**STATED GOAL**
Leave out the pictures, and reproduce exactly the lines from the line containing "Extract the structured" through the final line of the entries.

**MATERIAL FOR THE TASK**
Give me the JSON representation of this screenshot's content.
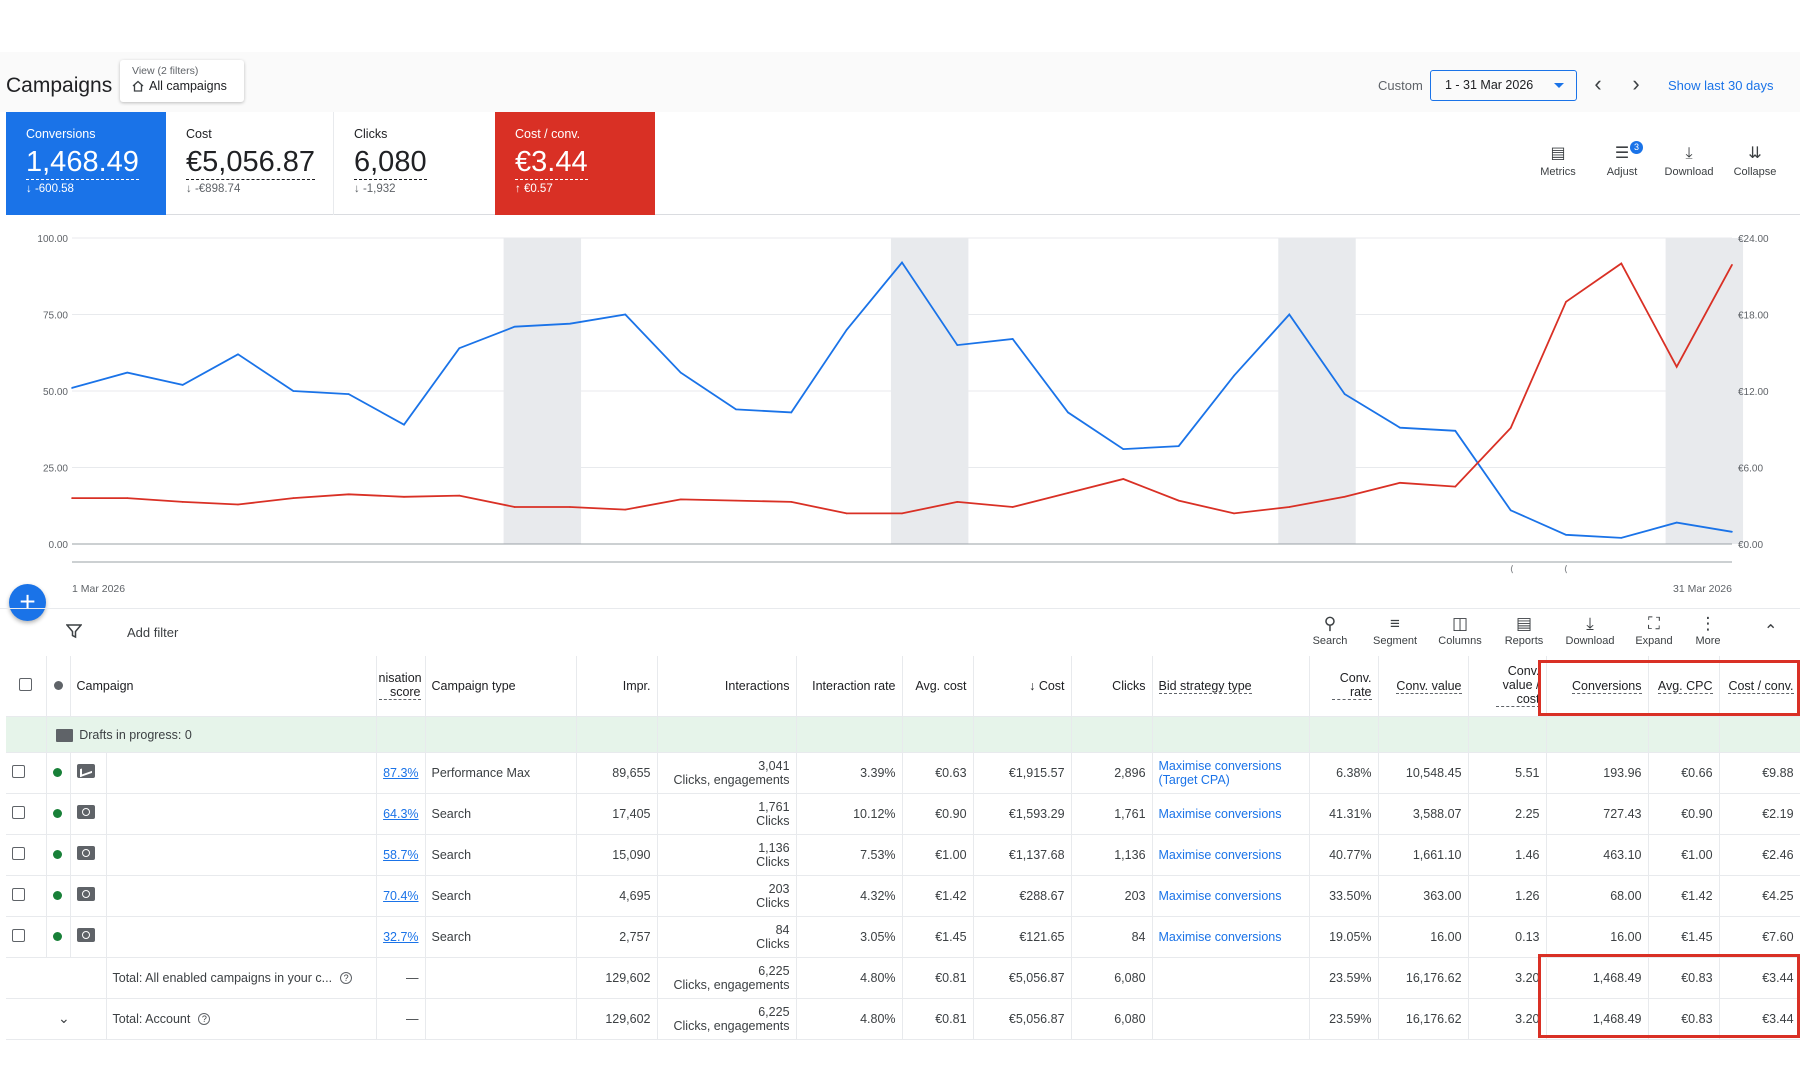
{
  "header": {
    "title": "Campaigns",
    "view_label": "View (2 filters)",
    "view_value": "All campaigns",
    "custom_label": "Custom",
    "date_range": "1 - 31 Mar 2026",
    "show_last": "Show last 30 days"
  },
  "scorecards": [
    {
      "label": "Conversions",
      "value": "1,468.49",
      "delta": "↓ -600.58",
      "color": "#1a73e8"
    },
    {
      "label": "Cost",
      "value": "€5,056.87",
      "delta": "↓ -€898.74"
    },
    {
      "label": "Clicks",
      "value": "6,080",
      "delta": "↓ -1,932"
    },
    {
      "label": "Cost / conv.",
      "value": "€3.44",
      "delta": "↑ €0.57",
      "color": "#d93025"
    }
  ],
  "chart_tools": [
    {
      "label": "Metrics",
      "icon": "metrics-icon"
    },
    {
      "label": "Adjust",
      "icon": "adjust-icon",
      "badge": "3"
    },
    {
      "label": "Download",
      "icon": "download-icon"
    },
    {
      "label": "Collapse",
      "icon": "collapse-icon"
    }
  ],
  "chart_data": {
    "type": "line",
    "x_start_label": "1 Mar 2026",
    "x_end_label": "31 Mar 2026",
    "y_left_ticks": [
      "0.00",
      "25.00",
      "50.00",
      "75.00",
      "100.00"
    ],
    "y_left_range": [
      0,
      100
    ],
    "y_right_ticks": [
      "€0.00",
      "€6.00",
      "€12.00",
      "€18.00",
      "€24.00"
    ],
    "y_right_range": [
      0,
      24
    ],
    "grid": true,
    "highlight_days": [
      9,
      16,
      23,
      30
    ],
    "series": [
      {
        "name": "Conversions",
        "axis": "left",
        "color": "#1a73e8",
        "values": [
          51,
          56,
          52,
          62,
          50,
          49,
          39,
          64,
          71,
          72,
          75,
          56,
          44,
          43,
          70,
          92,
          65,
          67,
          43,
          31,
          32,
          55,
          75,
          49,
          38,
          37,
          11,
          3,
          2,
          7,
          4
        ]
      },
      {
        "name": "Cost / conv.",
        "axis": "right",
        "color": "#d93025",
        "values": [
          3.6,
          3.6,
          3.3,
          3.1,
          3.6,
          3.9,
          3.7,
          3.8,
          2.9,
          2.9,
          2.7,
          3.5,
          3.4,
          3.3,
          2.4,
          2.4,
          3.3,
          2.9,
          4.0,
          5.1,
          3.4,
          2.4,
          2.9,
          3.7,
          4.8,
          4.5,
          9.1,
          19.0,
          22.0,
          13.9,
          21.9
        ]
      }
    ]
  },
  "table_tools": [
    {
      "label": "Search",
      "icon": "search-icon"
    },
    {
      "label": "Segment",
      "icon": "segment-icon"
    },
    {
      "label": "Columns",
      "icon": "columns-icon"
    },
    {
      "label": "Reports",
      "icon": "reports-icon"
    },
    {
      "label": "Download",
      "icon": "download-icon"
    },
    {
      "label": "Expand",
      "icon": "expand-icon"
    },
    {
      "label": "More",
      "icon": "more-icon"
    }
  ],
  "filter": {
    "add_filter": "Add filter"
  },
  "table": {
    "columns": [
      "Campaign",
      "nisation score",
      "Campaign type",
      "Impr.",
      "Interactions",
      "Interaction rate",
      "Avg. cost",
      "Cost",
      "Clicks",
      "Bid strategy type",
      "Conv. rate",
      "Conv. value",
      "Conv. value / cost",
      "Conversions",
      "Avg. CPC",
      "Cost / conv."
    ],
    "drafts": "Drafts in progress: 0",
    "rows": [
      {
        "icon": "performance-max-icon",
        "score": "87.3%",
        "type": "Performance Max",
        "impr": "89,655",
        "inter_value": "3,041",
        "inter_unit": "Clicks, engagements",
        "rate": "3.39%",
        "avg_cost": "€0.63",
        "cost": "€1,915.57",
        "clicks": "2,896",
        "bid1": "Maximise conversions",
        "bid2": "(Target CPA)",
        "conv_rate": "6.38%",
        "conv_value": "10,548.45",
        "value_cost": "5.51",
        "conversions": "193.96",
        "avg_cpc": "€0.66",
        "cost_conv": "€9.88"
      },
      {
        "icon": "search-campaign-icon",
        "score": "64.3%",
        "type": "Search",
        "impr": "17,405",
        "inter_value": "1,761",
        "inter_unit": "Clicks",
        "rate": "10.12%",
        "avg_cost": "€0.90",
        "cost": "€1,593.29",
        "clicks": "1,761",
        "bid1": "Maximise conversions",
        "bid2": "",
        "conv_rate": "41.31%",
        "conv_value": "3,588.07",
        "value_cost": "2.25",
        "conversions": "727.43",
        "avg_cpc": "€0.90",
        "cost_conv": "€2.19"
      },
      {
        "icon": "search-campaign-icon",
        "score": "58.7%",
        "type": "Search",
        "impr": "15,090",
        "inter_value": "1,136",
        "inter_unit": "Clicks",
        "rate": "7.53%",
        "avg_cost": "€1.00",
        "cost": "€1,137.68",
        "clicks": "1,136",
        "bid1": "Maximise conversions",
        "bid2": "",
        "conv_rate": "40.77%",
        "conv_value": "1,661.10",
        "value_cost": "1.46",
        "conversions": "463.10",
        "avg_cpc": "€1.00",
        "cost_conv": "€2.46"
      },
      {
        "icon": "search-campaign-icon",
        "score": "70.4%",
        "type": "Search",
        "impr": "4,695",
        "inter_value": "203",
        "inter_unit": "Clicks",
        "rate": "4.32%",
        "avg_cost": "€1.42",
        "cost": "€288.67",
        "clicks": "203",
        "bid1": "Maximise conversions",
        "bid2": "",
        "conv_rate": "33.50%",
        "conv_value": "363.00",
        "value_cost": "1.26",
        "conversions": "68.00",
        "avg_cpc": "€1.42",
        "cost_conv": "€4.25"
      },
      {
        "icon": "search-campaign-icon",
        "score": "32.7%",
        "type": "Search",
        "impr": "2,757",
        "inter_value": "84",
        "inter_unit": "Clicks",
        "rate": "3.05%",
        "avg_cost": "€1.45",
        "cost": "€121.65",
        "clicks": "84",
        "bid1": "Maximise conversions",
        "bid2": "",
        "conv_rate": "19.05%",
        "conv_value": "16.00",
        "value_cost": "0.13",
        "conversions": "16.00",
        "avg_cpc": "€1.45",
        "cost_conv": "€7.60"
      }
    ],
    "totals": [
      {
        "label": "Total: All enabled campaigns in your c...",
        "score": "—",
        "impr": "129,602",
        "inter_value": "6,225",
        "inter_unit": "Clicks, engagements",
        "rate": "4.80%",
        "avg_cost": "€0.81",
        "cost": "€5,056.87",
        "clicks": "6,080",
        "conv_rate": "23.59%",
        "conv_value": "16,176.62",
        "value_cost": "3.20",
        "conversions": "1,468.49",
        "avg_cpc": "€0.83",
        "cost_conv": "€3.44"
      },
      {
        "label": "Total: Account",
        "score": "—",
        "impr": "129,602",
        "inter_value": "6,225",
        "inter_unit": "Clicks, engagements",
        "rate": "4.80%",
        "avg_cost": "€0.81",
        "cost": "€5,056.87",
        "clicks": "6,080",
        "conv_rate": "23.59%",
        "conv_value": "16,176.62",
        "value_cost": "3.20",
        "conversions": "1,468.49",
        "avg_cpc": "€0.83",
        "cost_conv": "€3.44"
      }
    ]
  }
}
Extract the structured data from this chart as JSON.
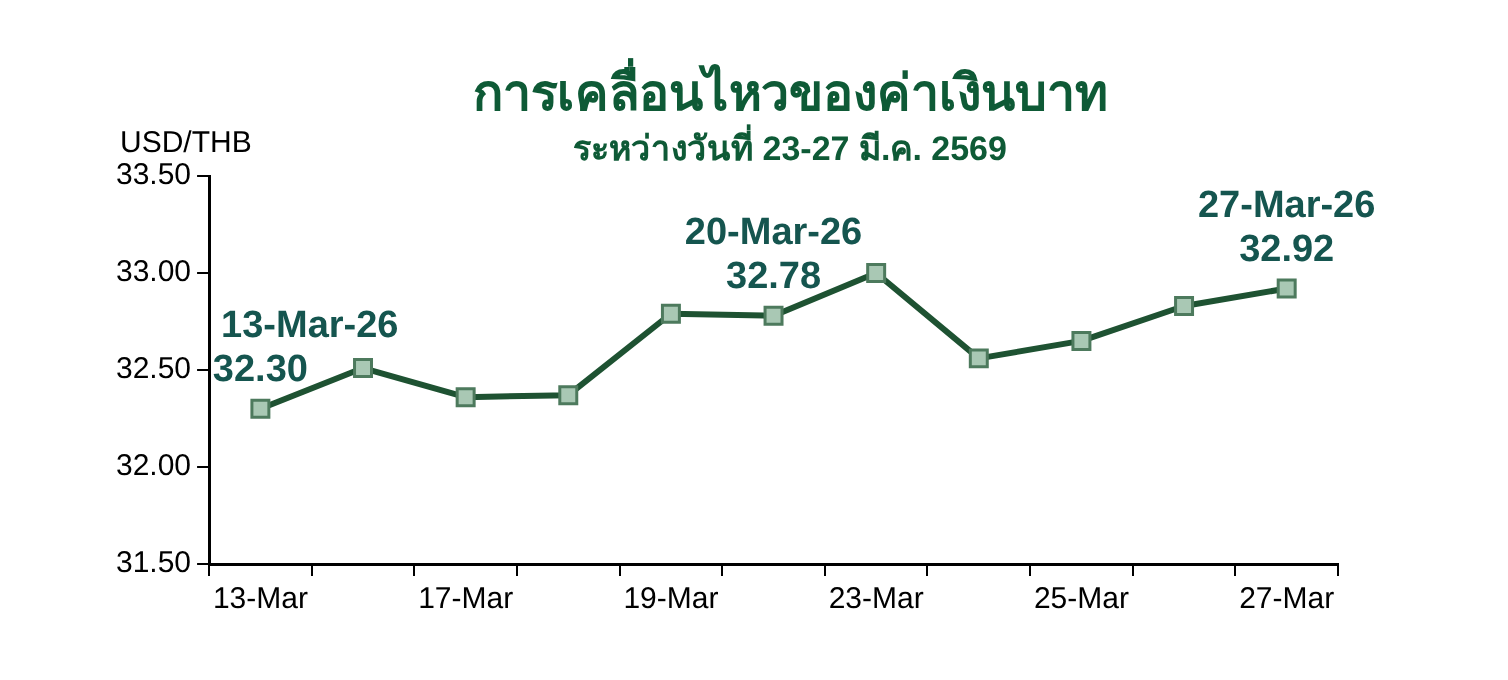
{
  "chart_data": {
    "type": "line",
    "title": "การเคลื่อนไหวของค่าเงินบาท",
    "subtitle": "ระหว่างวันที่ 23-27 มี.ค. 2569",
    "ylabel": "USD/THB",
    "categories": [
      "13-Mar",
      null,
      "17-Mar",
      null,
      "19-Mar",
      null,
      "23-Mar",
      null,
      "25-Mar",
      null,
      "27-Mar"
    ],
    "series": [
      {
        "color": "#1e5232",
        "values": [
          32.3,
          32.51,
          32.36,
          32.37,
          32.79,
          32.78,
          33.0,
          32.56,
          32.65,
          32.83,
          32.92
        ],
        "value_labels": [
          "32.30",
          null,
          null,
          null,
          null,
          "32.78",
          null,
          null,
          null,
          null,
          "32.92"
        ]
      }
    ],
    "annotations": [
      "13-Mar-26",
      "20-Mar-26",
      "27-Mar-26"
    ],
    "ylim": [
      31.5,
      33.5
    ],
    "yticks": [
      {
        "value": 31.5,
        "label": "31.50"
      },
      {
        "value": 32,
        "label": "32.00"
      },
      {
        "value": 32.5,
        "label": "32.50"
      },
      {
        "value": 33,
        "label": "33.00"
      },
      {
        "value": 33.5,
        "label": "33.50"
      }
    ],
    "grid": false,
    "legend": false,
    "marker": "square",
    "line_style": "solid"
  }
}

**RESPONSE TO THIS EXERCISE**
Extract the structured data from this chart as JSON.
{
  "chart_data": {
    "type": "line",
    "title": "การเคลื่อนไหวของค่าเงินบาท",
    "subtitle": "ระหว่างวันที่ 23-27 มี.ค. 2569",
    "ylabel": "USD/THB",
    "categories": [
      "13-Mar",
      null,
      "17-Mar",
      null,
      "19-Mar",
      null,
      "23-Mar",
      null,
      "25-Mar",
      null,
      "27-Mar"
    ],
    "series": [
      {
        "color": "#1e5232",
        "values": [
          32.3,
          32.51,
          32.36,
          32.37,
          32.79,
          32.78,
          33.0,
          32.56,
          32.65,
          32.83,
          32.92
        ],
        "value_labels": [
          "32.30",
          null,
          null,
          null,
          null,
          "32.78",
          null,
          null,
          null,
          null,
          "32.92"
        ]
      }
    ],
    "annotations": [
      "13-Mar-26",
      "20-Mar-26",
      "27-Mar-26"
    ],
    "ylim": [
      31.5,
      33.5
    ],
    "yticks": [
      {
        "value": 31.5,
        "label": "31.50"
      },
      {
        "value": 32,
        "label": "32.00"
      },
      {
        "value": 32.5,
        "label": "32.50"
      },
      {
        "value": 33,
        "label": "33.00"
      },
      {
        "value": 33.5,
        "label": "33.50"
      }
    ],
    "grid": false,
    "legend": false,
    "marker": "square",
    "line_style": "solid"
  }
}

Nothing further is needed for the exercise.